Exercise requirements
Identify each line below containing the string "this" and copy it.

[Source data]

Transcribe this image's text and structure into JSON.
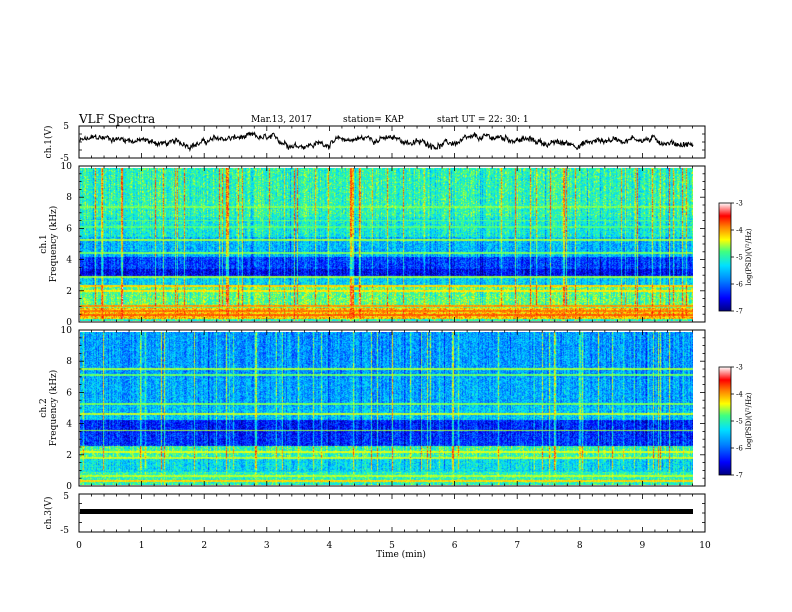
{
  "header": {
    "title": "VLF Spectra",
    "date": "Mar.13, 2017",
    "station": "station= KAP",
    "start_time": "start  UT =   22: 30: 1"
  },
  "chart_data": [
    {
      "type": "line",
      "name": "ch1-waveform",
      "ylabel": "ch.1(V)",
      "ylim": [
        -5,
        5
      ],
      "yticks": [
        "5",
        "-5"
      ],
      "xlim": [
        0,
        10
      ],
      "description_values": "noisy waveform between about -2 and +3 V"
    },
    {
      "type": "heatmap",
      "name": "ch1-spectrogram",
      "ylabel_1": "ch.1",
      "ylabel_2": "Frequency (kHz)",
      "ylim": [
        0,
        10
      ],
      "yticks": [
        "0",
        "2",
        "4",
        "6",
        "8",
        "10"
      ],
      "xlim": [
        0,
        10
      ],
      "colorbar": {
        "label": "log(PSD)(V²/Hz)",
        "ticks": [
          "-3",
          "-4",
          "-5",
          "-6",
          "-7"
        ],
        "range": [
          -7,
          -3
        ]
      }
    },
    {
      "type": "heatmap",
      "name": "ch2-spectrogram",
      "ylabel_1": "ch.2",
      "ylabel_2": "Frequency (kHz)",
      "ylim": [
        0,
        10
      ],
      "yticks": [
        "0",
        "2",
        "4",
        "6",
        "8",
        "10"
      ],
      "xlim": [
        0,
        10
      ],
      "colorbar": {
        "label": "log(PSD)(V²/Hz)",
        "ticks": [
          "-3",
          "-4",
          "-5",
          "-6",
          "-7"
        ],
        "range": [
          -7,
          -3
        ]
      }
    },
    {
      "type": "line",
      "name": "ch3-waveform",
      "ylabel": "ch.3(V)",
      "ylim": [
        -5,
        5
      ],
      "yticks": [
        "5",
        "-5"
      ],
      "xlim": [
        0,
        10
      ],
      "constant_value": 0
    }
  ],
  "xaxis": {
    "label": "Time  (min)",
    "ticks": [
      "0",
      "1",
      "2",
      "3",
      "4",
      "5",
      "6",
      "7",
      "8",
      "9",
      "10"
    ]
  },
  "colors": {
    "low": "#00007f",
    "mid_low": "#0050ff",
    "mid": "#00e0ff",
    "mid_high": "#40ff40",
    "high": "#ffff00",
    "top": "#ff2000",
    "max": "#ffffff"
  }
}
* * *
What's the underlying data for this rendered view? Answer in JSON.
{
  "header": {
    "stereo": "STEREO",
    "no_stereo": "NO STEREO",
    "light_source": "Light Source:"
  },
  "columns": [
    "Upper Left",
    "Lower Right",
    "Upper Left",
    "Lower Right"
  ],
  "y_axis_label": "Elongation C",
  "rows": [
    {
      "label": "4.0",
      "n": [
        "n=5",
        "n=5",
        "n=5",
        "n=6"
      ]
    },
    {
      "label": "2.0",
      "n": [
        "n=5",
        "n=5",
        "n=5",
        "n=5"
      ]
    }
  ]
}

Written reply
Transcribe this image's text and structure into JSON.
What's the underlying data for this rendered view? Answer in JSON.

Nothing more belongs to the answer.